-- START INPUT DATA --
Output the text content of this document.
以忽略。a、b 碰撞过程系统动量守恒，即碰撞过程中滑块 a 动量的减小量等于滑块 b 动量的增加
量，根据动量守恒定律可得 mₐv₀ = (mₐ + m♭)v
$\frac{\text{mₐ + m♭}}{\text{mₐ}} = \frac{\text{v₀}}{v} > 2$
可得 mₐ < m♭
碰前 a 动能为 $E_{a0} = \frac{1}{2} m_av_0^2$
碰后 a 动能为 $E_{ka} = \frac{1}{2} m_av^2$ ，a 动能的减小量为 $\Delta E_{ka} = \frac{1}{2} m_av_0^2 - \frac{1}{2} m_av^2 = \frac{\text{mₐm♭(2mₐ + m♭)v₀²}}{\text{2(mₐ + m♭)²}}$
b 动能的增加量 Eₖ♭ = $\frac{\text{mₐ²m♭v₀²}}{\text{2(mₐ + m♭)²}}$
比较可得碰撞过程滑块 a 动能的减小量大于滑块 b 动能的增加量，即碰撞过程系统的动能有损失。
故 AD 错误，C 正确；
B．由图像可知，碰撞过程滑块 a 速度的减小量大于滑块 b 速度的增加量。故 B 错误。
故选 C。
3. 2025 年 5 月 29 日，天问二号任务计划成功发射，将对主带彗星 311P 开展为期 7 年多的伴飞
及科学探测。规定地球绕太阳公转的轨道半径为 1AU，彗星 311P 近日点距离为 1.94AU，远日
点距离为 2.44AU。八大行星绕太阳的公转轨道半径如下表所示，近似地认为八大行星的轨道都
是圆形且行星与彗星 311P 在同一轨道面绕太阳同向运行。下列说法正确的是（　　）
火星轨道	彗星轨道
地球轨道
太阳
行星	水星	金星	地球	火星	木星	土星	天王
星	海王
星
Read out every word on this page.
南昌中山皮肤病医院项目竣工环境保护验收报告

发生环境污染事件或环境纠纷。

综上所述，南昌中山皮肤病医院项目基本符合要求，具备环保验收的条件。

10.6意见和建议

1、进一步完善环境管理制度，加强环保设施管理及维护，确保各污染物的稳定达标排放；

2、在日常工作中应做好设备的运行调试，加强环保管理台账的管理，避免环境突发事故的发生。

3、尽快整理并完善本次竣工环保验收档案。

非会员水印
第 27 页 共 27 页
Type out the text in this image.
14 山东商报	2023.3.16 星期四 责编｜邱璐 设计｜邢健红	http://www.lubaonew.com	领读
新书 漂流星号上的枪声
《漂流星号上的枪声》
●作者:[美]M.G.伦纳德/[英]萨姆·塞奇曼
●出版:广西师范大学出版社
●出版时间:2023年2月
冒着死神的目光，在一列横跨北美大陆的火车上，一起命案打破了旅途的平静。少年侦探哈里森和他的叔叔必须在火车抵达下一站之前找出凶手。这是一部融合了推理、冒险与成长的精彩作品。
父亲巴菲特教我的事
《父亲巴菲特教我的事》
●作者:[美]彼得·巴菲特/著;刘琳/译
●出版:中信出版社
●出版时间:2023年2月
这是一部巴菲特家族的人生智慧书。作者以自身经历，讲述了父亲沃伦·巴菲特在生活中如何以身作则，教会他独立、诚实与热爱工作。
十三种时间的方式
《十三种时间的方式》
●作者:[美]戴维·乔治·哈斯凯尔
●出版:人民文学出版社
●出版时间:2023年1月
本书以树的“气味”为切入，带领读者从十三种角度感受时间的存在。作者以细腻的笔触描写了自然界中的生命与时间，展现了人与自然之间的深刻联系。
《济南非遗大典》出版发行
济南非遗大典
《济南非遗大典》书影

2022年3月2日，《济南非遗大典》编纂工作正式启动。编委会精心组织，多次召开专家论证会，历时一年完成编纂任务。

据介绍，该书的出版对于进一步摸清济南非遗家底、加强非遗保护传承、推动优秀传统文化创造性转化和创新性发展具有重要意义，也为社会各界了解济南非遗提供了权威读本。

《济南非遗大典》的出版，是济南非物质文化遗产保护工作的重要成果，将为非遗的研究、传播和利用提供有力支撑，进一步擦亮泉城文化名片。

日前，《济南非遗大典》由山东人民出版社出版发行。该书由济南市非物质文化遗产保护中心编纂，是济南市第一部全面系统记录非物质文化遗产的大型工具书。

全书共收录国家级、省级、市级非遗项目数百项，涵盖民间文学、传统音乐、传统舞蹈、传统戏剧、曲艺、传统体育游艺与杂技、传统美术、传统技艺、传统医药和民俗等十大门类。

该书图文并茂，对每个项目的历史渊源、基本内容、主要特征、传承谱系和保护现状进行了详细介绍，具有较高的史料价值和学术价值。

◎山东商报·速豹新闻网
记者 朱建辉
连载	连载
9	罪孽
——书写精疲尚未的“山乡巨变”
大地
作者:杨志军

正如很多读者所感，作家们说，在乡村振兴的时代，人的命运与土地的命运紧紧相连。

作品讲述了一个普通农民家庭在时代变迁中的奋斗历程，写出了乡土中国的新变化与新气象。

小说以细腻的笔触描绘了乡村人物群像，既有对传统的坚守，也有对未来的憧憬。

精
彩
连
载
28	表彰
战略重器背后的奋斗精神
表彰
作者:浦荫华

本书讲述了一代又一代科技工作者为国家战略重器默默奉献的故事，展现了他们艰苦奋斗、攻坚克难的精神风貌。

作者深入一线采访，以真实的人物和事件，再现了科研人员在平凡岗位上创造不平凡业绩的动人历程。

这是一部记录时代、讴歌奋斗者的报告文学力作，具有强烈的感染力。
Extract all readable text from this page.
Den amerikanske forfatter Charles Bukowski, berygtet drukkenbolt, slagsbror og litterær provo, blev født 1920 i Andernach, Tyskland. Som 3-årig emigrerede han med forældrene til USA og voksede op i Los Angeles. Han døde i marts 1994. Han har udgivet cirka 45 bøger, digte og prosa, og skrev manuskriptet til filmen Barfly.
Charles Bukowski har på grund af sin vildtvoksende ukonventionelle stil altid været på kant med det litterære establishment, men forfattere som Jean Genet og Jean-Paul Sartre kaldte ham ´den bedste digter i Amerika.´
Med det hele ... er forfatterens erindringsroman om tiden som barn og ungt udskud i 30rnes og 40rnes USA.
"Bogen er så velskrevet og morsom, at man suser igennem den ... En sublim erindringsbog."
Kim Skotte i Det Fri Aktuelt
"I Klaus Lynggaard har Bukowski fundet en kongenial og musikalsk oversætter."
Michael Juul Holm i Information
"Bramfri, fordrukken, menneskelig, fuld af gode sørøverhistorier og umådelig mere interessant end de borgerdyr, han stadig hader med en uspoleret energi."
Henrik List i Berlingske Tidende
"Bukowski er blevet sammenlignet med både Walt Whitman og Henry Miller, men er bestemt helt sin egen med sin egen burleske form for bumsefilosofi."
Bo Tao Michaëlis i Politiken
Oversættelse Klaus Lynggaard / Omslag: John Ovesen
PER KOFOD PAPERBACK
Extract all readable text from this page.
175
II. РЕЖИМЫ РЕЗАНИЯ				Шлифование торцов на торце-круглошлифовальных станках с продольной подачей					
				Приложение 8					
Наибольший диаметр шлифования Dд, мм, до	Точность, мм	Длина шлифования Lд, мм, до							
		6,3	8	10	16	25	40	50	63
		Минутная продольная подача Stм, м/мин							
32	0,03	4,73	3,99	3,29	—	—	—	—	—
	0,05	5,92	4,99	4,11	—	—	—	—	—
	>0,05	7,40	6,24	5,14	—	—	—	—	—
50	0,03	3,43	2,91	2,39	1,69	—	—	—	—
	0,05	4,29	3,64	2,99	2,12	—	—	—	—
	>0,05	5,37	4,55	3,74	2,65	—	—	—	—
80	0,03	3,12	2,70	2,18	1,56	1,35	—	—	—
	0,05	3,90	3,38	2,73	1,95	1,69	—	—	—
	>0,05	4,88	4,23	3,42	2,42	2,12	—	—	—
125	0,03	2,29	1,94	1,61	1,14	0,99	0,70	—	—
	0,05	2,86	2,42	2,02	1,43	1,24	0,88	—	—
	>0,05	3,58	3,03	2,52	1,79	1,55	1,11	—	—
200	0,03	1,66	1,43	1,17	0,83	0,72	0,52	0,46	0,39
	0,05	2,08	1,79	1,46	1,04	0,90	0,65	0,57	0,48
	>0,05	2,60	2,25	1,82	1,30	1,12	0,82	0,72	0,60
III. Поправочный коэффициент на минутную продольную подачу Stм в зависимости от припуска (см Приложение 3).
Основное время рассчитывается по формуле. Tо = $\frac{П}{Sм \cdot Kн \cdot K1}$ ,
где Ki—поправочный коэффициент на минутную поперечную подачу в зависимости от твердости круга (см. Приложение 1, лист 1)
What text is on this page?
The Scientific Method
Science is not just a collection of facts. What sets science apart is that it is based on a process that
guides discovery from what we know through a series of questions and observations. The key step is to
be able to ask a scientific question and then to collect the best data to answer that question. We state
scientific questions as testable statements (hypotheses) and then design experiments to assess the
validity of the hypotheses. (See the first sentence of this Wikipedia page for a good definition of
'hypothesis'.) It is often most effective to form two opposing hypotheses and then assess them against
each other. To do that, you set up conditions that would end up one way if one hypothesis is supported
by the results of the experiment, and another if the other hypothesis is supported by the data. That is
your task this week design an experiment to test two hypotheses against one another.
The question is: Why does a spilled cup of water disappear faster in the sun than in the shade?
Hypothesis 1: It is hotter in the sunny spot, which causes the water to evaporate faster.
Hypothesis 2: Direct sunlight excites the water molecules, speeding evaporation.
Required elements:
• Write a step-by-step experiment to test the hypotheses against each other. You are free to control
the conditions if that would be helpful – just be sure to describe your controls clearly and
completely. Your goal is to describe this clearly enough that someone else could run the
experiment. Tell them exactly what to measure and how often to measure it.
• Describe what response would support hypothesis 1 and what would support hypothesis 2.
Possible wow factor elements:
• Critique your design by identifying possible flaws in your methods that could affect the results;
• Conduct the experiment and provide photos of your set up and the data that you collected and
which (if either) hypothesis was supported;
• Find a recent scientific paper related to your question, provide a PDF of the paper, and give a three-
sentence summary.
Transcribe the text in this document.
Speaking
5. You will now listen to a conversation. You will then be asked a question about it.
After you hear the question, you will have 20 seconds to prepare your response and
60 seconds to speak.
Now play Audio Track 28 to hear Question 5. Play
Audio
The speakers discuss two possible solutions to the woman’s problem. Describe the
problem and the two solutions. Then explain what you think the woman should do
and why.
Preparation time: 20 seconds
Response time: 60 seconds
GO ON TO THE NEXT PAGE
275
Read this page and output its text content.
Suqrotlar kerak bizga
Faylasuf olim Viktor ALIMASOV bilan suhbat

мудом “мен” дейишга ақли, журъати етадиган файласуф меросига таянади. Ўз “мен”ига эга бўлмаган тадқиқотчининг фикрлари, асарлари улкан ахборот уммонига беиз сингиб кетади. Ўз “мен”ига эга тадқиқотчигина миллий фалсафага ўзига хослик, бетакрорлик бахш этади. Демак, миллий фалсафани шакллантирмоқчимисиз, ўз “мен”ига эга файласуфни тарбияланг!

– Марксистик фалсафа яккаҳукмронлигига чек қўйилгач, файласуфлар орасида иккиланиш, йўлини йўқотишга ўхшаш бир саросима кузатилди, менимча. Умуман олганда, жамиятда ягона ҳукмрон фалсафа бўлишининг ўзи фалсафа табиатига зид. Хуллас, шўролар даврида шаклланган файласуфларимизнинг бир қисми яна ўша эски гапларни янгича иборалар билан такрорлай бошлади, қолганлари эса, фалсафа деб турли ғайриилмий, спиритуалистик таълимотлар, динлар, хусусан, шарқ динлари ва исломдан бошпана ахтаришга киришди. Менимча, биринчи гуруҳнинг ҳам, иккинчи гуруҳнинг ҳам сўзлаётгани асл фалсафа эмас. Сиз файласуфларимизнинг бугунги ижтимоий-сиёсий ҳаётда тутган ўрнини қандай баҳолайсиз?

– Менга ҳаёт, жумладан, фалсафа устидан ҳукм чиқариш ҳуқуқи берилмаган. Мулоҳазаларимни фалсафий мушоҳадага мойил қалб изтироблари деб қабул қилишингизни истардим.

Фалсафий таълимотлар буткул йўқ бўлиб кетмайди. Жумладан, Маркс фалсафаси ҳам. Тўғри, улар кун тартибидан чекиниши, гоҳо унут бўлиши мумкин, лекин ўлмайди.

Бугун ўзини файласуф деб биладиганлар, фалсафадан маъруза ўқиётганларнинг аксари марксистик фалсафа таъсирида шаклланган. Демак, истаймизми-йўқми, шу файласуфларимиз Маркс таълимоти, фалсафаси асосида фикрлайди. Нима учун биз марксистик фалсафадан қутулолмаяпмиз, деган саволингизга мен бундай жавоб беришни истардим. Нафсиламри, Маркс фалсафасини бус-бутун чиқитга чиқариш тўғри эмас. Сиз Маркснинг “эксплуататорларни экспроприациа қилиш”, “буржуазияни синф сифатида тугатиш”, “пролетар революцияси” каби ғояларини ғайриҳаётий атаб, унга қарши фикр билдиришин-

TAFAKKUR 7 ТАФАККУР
-- END INPUT DATA --
• **EXERCISE DETAILS**: Scan the records above for the string "assess", then select every line that holds it.

• **WRITTEN RESPONSE**:
scientific questions as testable statements (hypotheses) and then design experiments to assess the
'hypothesis'.) It is often most effective to form two opposing hypotheses and then assess them against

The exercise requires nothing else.